━━━━━ Records supplied

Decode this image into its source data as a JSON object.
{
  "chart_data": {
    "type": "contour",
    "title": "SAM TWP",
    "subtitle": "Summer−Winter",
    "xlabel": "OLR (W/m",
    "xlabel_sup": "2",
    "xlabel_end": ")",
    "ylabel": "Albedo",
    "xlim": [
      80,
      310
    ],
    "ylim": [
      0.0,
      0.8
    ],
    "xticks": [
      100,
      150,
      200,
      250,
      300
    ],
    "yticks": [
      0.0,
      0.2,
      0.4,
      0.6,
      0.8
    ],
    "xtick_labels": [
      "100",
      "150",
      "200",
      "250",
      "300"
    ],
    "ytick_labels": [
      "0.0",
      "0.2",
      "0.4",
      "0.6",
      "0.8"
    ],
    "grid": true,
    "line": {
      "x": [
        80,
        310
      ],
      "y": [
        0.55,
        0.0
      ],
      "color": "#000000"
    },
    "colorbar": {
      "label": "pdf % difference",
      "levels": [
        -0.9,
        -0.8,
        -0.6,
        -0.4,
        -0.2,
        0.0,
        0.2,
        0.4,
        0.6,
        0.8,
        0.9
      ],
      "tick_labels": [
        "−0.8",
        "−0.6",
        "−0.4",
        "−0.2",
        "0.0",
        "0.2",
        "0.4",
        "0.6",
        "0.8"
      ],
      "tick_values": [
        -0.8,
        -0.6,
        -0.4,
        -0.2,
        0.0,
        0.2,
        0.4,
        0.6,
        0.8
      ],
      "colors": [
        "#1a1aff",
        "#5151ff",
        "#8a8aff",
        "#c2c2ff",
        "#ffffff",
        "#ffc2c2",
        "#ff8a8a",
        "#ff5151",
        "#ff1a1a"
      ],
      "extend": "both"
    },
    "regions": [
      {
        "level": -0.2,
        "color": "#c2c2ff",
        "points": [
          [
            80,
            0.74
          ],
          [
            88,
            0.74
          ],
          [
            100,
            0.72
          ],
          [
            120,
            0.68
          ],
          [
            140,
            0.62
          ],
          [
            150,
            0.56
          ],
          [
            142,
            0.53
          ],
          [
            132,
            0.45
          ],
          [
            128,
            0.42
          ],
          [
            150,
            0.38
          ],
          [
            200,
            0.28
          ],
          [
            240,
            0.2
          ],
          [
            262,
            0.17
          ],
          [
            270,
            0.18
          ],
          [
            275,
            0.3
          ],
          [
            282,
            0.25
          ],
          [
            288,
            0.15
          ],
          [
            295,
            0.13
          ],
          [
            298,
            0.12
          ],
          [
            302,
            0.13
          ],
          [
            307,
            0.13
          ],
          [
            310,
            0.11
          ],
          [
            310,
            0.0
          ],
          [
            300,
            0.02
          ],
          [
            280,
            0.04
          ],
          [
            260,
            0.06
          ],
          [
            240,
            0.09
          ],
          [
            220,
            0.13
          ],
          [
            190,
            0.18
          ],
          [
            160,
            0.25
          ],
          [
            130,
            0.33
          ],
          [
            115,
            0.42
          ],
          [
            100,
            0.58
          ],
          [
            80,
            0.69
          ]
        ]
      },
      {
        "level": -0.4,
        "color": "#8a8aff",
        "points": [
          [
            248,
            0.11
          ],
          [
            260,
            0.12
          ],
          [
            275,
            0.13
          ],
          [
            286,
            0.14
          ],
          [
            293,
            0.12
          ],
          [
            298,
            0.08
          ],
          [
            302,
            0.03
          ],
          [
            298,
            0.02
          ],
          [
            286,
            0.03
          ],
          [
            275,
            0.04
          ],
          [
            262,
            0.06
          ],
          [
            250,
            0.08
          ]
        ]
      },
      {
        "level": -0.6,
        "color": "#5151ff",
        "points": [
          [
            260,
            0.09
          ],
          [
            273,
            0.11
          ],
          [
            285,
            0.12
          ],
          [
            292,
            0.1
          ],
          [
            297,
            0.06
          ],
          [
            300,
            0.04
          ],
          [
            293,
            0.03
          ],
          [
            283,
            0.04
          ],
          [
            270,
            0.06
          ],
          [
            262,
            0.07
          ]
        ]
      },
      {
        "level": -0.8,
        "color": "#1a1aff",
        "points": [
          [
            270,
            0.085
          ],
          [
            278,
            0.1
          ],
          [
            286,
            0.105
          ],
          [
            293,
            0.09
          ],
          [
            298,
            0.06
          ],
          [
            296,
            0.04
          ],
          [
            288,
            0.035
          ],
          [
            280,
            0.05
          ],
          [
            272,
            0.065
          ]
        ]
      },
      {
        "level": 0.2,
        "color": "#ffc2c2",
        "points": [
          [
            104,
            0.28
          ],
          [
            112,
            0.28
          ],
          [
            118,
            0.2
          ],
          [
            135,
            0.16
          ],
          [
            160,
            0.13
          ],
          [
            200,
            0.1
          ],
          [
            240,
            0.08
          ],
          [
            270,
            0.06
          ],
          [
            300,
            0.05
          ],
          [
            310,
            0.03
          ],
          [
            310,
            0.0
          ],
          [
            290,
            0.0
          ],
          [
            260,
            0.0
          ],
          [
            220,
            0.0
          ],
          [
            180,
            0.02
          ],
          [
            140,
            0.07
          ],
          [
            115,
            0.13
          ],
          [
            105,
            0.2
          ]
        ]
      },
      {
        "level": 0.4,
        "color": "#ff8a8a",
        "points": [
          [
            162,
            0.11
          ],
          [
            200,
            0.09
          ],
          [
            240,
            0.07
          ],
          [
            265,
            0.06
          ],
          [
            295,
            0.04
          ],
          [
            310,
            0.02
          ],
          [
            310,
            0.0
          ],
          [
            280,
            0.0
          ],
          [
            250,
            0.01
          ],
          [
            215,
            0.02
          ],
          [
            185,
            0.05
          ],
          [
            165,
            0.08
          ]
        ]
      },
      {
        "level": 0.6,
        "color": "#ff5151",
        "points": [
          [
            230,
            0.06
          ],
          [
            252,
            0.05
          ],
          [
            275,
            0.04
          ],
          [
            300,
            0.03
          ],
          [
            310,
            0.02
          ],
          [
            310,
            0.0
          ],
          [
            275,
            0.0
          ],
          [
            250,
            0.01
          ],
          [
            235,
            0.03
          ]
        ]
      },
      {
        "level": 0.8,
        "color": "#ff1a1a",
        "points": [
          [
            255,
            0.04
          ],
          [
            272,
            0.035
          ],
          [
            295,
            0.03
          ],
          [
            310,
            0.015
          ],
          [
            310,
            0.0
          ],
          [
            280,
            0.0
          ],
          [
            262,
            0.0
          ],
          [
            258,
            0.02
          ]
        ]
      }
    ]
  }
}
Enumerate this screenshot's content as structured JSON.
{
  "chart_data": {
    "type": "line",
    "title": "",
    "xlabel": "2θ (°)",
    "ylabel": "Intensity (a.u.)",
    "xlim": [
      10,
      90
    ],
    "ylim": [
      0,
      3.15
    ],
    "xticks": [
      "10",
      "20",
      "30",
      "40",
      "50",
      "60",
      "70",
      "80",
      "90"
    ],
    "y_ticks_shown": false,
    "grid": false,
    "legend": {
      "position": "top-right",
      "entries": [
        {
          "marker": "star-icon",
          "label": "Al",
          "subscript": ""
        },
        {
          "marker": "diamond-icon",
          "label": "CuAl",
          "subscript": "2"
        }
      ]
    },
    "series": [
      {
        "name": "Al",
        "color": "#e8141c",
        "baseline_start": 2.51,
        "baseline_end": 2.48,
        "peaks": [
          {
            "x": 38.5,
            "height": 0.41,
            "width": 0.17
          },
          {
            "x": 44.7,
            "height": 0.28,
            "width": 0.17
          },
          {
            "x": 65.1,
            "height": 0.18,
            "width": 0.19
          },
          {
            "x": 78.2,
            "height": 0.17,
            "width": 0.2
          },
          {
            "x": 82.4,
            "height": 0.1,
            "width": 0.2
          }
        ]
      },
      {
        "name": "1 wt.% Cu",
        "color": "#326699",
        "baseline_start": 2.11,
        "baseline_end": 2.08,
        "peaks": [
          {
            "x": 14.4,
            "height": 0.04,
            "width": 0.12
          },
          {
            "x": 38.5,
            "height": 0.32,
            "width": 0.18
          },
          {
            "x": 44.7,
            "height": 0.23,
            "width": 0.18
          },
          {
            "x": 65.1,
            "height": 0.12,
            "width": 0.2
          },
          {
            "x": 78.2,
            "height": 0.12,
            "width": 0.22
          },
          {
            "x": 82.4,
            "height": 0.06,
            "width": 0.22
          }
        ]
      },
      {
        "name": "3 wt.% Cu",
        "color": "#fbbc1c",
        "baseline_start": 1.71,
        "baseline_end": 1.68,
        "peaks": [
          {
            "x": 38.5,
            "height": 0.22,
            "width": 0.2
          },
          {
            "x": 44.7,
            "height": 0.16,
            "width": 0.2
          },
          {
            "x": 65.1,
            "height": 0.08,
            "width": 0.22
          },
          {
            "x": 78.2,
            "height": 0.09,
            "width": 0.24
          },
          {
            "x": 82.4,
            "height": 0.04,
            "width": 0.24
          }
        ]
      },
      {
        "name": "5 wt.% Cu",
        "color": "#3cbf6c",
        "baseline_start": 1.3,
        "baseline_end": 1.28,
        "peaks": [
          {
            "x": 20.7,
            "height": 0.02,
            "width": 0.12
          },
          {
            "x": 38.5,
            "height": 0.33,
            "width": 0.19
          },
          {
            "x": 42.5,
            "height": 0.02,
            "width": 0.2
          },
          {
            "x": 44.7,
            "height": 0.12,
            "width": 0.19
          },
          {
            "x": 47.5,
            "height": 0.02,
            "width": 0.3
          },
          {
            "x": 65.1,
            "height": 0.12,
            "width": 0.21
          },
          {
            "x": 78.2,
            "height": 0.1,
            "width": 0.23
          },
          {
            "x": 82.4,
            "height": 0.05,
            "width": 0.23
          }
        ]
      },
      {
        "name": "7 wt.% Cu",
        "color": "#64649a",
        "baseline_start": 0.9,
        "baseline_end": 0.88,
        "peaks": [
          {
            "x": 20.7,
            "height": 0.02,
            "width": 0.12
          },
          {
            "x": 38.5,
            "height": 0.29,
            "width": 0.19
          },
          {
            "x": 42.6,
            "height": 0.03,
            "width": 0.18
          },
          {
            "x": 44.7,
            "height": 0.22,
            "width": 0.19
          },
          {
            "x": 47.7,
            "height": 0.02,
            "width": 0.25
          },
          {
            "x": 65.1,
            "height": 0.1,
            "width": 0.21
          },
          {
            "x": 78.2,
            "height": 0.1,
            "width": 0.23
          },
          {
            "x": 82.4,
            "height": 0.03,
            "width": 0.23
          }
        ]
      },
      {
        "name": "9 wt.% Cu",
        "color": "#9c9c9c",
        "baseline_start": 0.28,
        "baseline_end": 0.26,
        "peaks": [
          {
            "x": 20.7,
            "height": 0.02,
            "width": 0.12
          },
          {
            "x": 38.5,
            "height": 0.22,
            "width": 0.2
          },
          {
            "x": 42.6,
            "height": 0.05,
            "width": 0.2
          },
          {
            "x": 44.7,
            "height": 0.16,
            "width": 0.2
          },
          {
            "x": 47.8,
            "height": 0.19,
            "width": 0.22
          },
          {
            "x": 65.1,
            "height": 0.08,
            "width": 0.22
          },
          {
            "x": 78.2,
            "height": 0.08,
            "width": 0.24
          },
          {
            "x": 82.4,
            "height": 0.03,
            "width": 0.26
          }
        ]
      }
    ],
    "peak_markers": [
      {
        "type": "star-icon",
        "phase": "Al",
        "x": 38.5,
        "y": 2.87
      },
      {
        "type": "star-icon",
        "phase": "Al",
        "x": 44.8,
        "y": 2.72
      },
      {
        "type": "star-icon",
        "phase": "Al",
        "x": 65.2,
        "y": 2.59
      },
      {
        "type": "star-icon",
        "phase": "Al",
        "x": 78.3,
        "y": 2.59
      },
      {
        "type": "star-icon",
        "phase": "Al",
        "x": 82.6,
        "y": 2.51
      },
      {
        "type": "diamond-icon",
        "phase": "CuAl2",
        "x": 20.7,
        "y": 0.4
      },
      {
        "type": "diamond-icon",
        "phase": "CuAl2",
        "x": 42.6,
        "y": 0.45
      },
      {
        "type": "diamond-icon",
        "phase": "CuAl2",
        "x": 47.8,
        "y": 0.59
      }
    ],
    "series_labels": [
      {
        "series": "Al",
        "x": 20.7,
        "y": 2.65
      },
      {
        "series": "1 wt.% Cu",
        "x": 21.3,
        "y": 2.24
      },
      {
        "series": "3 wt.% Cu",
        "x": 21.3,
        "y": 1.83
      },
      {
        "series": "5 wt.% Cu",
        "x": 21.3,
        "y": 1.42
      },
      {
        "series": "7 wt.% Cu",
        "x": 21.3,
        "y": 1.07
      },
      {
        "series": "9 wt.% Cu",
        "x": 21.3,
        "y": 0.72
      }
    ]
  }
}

━━━━━━━━━━

**Stated problem**
Each line in the listing above that contains "name" should be copied.

**Solution for this task**
        "name": "Al",
        "name": "1 wt.% Cu",
        "name": "3 wt.% Cu",
        "name": "5 wt.% Cu",
        "name": "7 wt.% Cu",
        "name": "9 wt.% Cu",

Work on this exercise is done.